Le sabbie mobili della crisi libica/ 2 – Di Marco Di Liddo
Seconda parte: l’anarchico mosaico delle milizie e i rapporti di forza sul terreno
(Precedente)
Come affermato in precedenza, gli sforzi delle Nazioni Unite rischiano di essere vanificati dalla scarsa rappresentatività dei due parlamenti, dal pericoloso scollamento tra questi e le loro milizie alleate, dalla natura stessa della guerra civile libica.
Infatti, a più di un anno dall’inizio sia di «Operazione Dignità» (16 maggio 2014), l’operazione anti-islamista e anti-jihadista lanciata dai laici del generale Khalifa Haftar, sia di «Alba Libica» (13 giugno 2014), la campagna militare attuata dalle milizie islamiste e jihadiste contro i laici, nessuno dei due schieramenti è riuscito a prevalere nettamente sull’altro.

Voci delle regioni etichettate
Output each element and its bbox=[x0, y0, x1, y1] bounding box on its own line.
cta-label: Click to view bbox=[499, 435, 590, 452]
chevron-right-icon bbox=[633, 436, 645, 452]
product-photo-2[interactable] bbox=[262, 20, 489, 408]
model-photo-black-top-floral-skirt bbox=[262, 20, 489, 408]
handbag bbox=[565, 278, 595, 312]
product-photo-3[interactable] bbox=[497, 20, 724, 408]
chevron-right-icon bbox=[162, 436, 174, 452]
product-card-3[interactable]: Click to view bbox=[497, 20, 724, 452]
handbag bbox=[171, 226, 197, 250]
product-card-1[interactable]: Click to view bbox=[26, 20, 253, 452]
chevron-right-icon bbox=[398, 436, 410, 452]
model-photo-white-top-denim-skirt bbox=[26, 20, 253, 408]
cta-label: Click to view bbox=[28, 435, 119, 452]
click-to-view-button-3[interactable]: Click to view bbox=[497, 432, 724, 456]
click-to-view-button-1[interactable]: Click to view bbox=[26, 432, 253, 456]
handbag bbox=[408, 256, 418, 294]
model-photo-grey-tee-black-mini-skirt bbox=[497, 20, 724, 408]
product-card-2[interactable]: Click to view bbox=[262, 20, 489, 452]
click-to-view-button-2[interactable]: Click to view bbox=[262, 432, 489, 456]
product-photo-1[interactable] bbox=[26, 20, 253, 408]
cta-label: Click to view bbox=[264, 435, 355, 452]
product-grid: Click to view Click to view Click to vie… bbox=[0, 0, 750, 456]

# Attività richieste:
[a] Trascrivi il passo dell'articolo sulla crisi libica compreso tra "Infatti, a più" e "prevalere nettamente sull’altro.", estremi inclusi.
[b] Prosegui l'articolo sulla crisi libica a partire dal punto in cui si interrompe.

# Risposte agli esercizi:
[a]
Infatti, a più di un anno dall’inizio sia di «Operazione Dignità» (16 maggio 2014), l’operazione anti-islamista e anti-jihadista lanciata dai laici del generale Khalifa Haftar, sia di «Alba Libica» (13 giugno 2014), la campagna militare attuata dalle milizie islamiste e jihadiste contro i laici, nessuno dei due schieramenti è riuscito a prevalere nettamente sull’altro.

[b]
Dunque, al pantano politico in cui annaspa il negoziato corrisponde la stasi militare sul campo, con l’elemento aggravante che i parlamenti non dispongono di alcun potere effettivo e, anzi, spesso risultano in balia delle milizie e dei ricatti dei propri leader.
Basti pensare al caso del Generale Haftar che, dopo aver ripetutamente sfiduciato la CR e condannato il governo di Tobruk, è riuscito a farsi nominare Capo di Stato Maggiore della Difesa (marzo 2015), usando toni spesso minatori e facendo pesare la propria forza militare.
In quel momento, Operazione Dignità, che era nata alla stregua di una iniziativa unilaterale e individuale, si è trasformata nella missione «ufficiale» del Parlamento laico.
Inoltre, uno degli elementi più drammatici è costituito dall’estrema frammentazione della società libica attuale, inasprita dalla lunghissima stagione di conflitti.
Se fino ai tempi delle rivoluzione e nei mesi immediatamente successivi ad essa le reti tribali e claniche avevano rappresentato quelle unità minime fondamentali attorno alle quali si strutturava la vita politica e sociale del Paese, con la continuazione della guerra civile si è assistito ad una loro parziale disgregazione.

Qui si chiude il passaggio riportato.